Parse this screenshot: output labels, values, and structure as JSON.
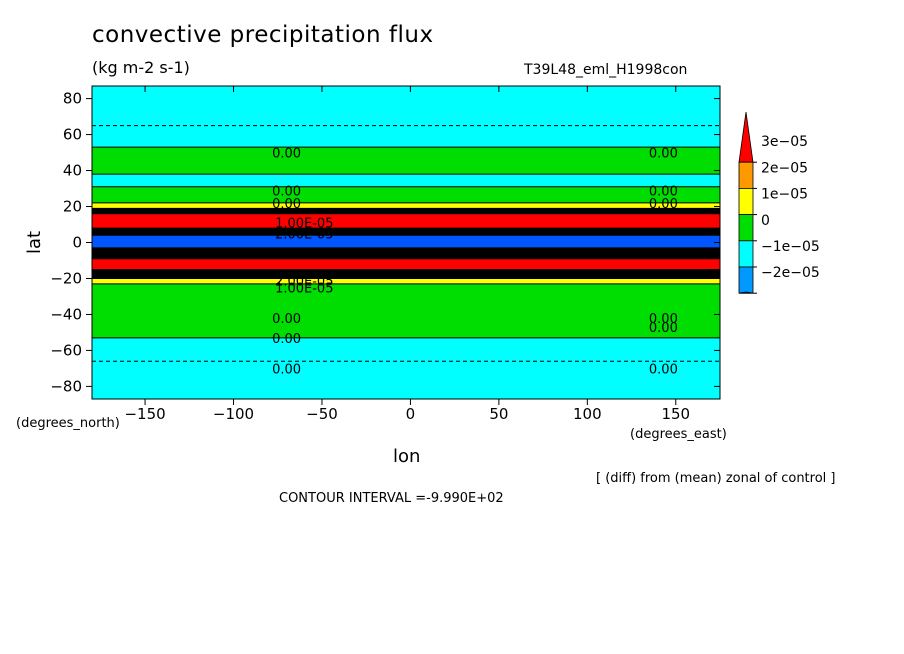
{
  "title": "convective precipitation flux",
  "units": "(kg m-2 s-1)",
  "run_label": "T39L48_eml_H1998con",
  "footnote": "[ (diff) from (mean) zonal of control ]",
  "contour_interval": "CONTOUR INTERVAL =-9.990E+02",
  "chart_data": {
    "type": "heatmap",
    "xlabel": "lon",
    "ylabel": "lat",
    "x_unit_label": "(degrees_east)",
    "y_unit_label": "(degrees_north)",
    "xlim": [
      -180,
      175
    ],
    "ylim": [
      -87,
      87
    ],
    "x_ticks": [
      -150,
      -100,
      -50,
      0,
      50,
      100,
      150
    ],
    "y_ticks": [
      80,
      60,
      40,
      20,
      0,
      -20,
      -40,
      -60,
      -80
    ],
    "colorbar": {
      "labels": [
        "3e-05",
        "2e-05",
        "1e-05",
        "0",
        "-1e-05",
        "-2e-05"
      ],
      "colors": [
        "#ff0000",
        "#ff9900",
        "#ffff00",
        "#00dd00",
        "#00ffff",
        "#0099ff",
        "#0055ff"
      ]
    },
    "lat_bands": [
      {
        "from": 87,
        "to": 53,
        "color": "#00ffff"
      },
      {
        "from": 53,
        "to": 38,
        "color": "#00dd00"
      },
      {
        "from": 38,
        "to": 31,
        "color": "#00ffff"
      },
      {
        "from": 31,
        "to": 22,
        "color": "#00dd00"
      },
      {
        "from": 22,
        "to": 19,
        "color": "#ffff00"
      },
      {
        "from": 19,
        "to": 16,
        "color": "#000000"
      },
      {
        "from": 16,
        "to": 8,
        "color": "#ff0000"
      },
      {
        "from": 8,
        "to": 4,
        "color": "#000000"
      },
      {
        "from": 4,
        "to": -3,
        "color": "#0055ff"
      },
      {
        "from": -3,
        "to": -9,
        "color": "#000000"
      },
      {
        "from": -9,
        "to": -15,
        "color": "#ff0000"
      },
      {
        "from": -15,
        "to": -20,
        "color": "#000000"
      },
      {
        "from": -20,
        "to": -23,
        "color": "#ffff00"
      },
      {
        "from": -23,
        "to": -53,
        "color": "#00dd00"
      },
      {
        "from": -53,
        "to": -87,
        "color": "#00ffff"
      }
    ],
    "dashed_lats": [
      65,
      -66
    ],
    "contour_labels": [
      {
        "text": "0.00",
        "lon": -70,
        "lat": 50
      },
      {
        "text": "0.00",
        "lon": 143,
        "lat": 50
      },
      {
        "text": "0.00",
        "lon": -70,
        "lat": 29
      },
      {
        "text": "0.00",
        "lon": -70,
        "lat": 22
      },
      {
        "text": "0.00",
        "lon": 143,
        "lat": 29
      },
      {
        "text": "0.00",
        "lon": 143,
        "lat": 22
      },
      {
        "text": "1.00E-05",
        "lon": -60,
        "lat": 11
      },
      {
        "text": "2.00E-05",
        "lon": -60,
        "lat": 5
      },
      {
        "text": "1.00E-05",
        "lon": -60,
        "lat": -25
      },
      {
        "text": "2.00E-05",
        "lon": -60,
        "lat": -21
      },
      {
        "text": "0.00",
        "lon": -70,
        "lat": -42
      },
      {
        "text": "0.00",
        "lon": -70,
        "lat": -53
      },
      {
        "text": "0.00",
        "lon": 143,
        "lat": -42
      },
      {
        "text": "0.00",
        "lon": 143,
        "lat": -47
      },
      {
        "text": "0.00",
        "lon": -70,
        "lat": -70
      },
      {
        "text": "0.00",
        "lon": 143,
        "lat": -70
      }
    ]
  }
}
________________
→ YOUR OBJECTIVE: Would you set down the listing exactly, omitting pictures?

→ SOLVED EXERCISE:
Parse this screenshot: output labels, values, and structure as JSON.
{
  "title": "convective precipitation flux",
  "units": "(kg m-2 s-1)",
  "run_label": "T39L48_eml_H1998con",
  "footnote": "[ (diff) from (mean) zonal of control ]",
  "contour_interval": "CONTOUR INTERVAL =-9.990E+02",
  "chart_data": {
    "type": "heatmap",
    "xlabel": "lon",
    "ylabel": "lat",
    "x_unit_label": "(degrees_east)",
    "y_unit_label": "(degrees_north)",
    "xlim": [
      -180,
      175
    ],
    "ylim": [
      -87,
      87
    ],
    "x_ticks": [
      -150,
      -100,
      -50,
      0,
      50,
      100,
      150
    ],
    "y_ticks": [
      80,
      60,
      40,
      20,
      0,
      -20,
      -40,
      -60,
      -80
    ],
    "colorbar": {
      "labels": [
        "3e-05",
        "2e-05",
        "1e-05",
        "0",
        "-1e-05",
        "-2e-05"
      ],
      "colors": [
        "#ff0000",
        "#ff9900",
        "#ffff00",
        "#00dd00",
        "#00ffff",
        "#0099ff",
        "#0055ff"
      ]
    },
    "lat_bands": [
      {
        "from": 87,
        "to": 53,
        "color": "#00ffff"
      },
      {
        "from": 53,
        "to": 38,
        "color": "#00dd00"
      },
      {
        "from": 38,
        "to": 31,
        "color": "#00ffff"
      },
      {
        "from": 31,
        "to": 22,
        "color": "#00dd00"
      },
      {
        "from": 22,
        "to": 19,
        "color": "#ffff00"
      },
      {
        "from": 19,
        "to": 16,
        "color": "#000000"
      },
      {
        "from": 16,
        "to": 8,
        "color": "#ff0000"
      },
      {
        "from": 8,
        "to": 4,
        "color": "#000000"
      },
      {
        "from": 4,
        "to": -3,
        "color": "#0055ff"
      },
      {
        "from": -3,
        "to": -9,
        "color": "#000000"
      },
      {
        "from": -9,
        "to": -15,
        "color": "#ff0000"
      },
      {
        "from": -15,
        "to": -20,
        "color": "#000000"
      },
      {
        "from": -20,
        "to": -23,
        "color": "#ffff00"
      },
      {
        "from": -23,
        "to": -53,
        "color": "#00dd00"
      },
      {
        "from": -53,
        "to": -87,
        "color": "#00ffff"
      }
    ],
    "dashed_lats": [
      65,
      -66
    ],
    "contour_labels": [
      {
        "text": "0.00",
        "lon": -70,
        "lat": 50
      },
      {
        "text": "0.00",
        "lon": 143,
        "lat": 50
      },
      {
        "text": "0.00",
        "lon": -70,
        "lat": 29
      },
      {
        "text": "0.00",
        "lon": -70,
        "lat": 22
      },
      {
        "text": "0.00",
        "lon": 143,
        "lat": 29
      },
      {
        "text": "0.00",
        "lon": 143,
        "lat": 22
      },
      {
        "text": "1.00E-05",
        "lon": -60,
        "lat": 11
      },
      {
        "text": "2.00E-05",
        "lon": -60,
        "lat": 5
      },
      {
        "text": "1.00E-05",
        "lon": -60,
        "lat": -25
      },
      {
        "text": "2.00E-05",
        "lon": -60,
        "lat": -21
      },
      {
        "text": "0.00",
        "lon": -70,
        "lat": -42
      },
      {
        "text": "0.00",
        "lon": -70,
        "lat": -53
      },
      {
        "text": "0.00",
        "lon": 143,
        "lat": -42
      },
      {
        "text": "0.00",
        "lon": 143,
        "lat": -47
      },
      {
        "text": "0.00",
        "lon": -70,
        "lat": -70
      },
      {
        "text": "0.00",
        "lon": 143,
        "lat": -70
      }
    ]
  }
}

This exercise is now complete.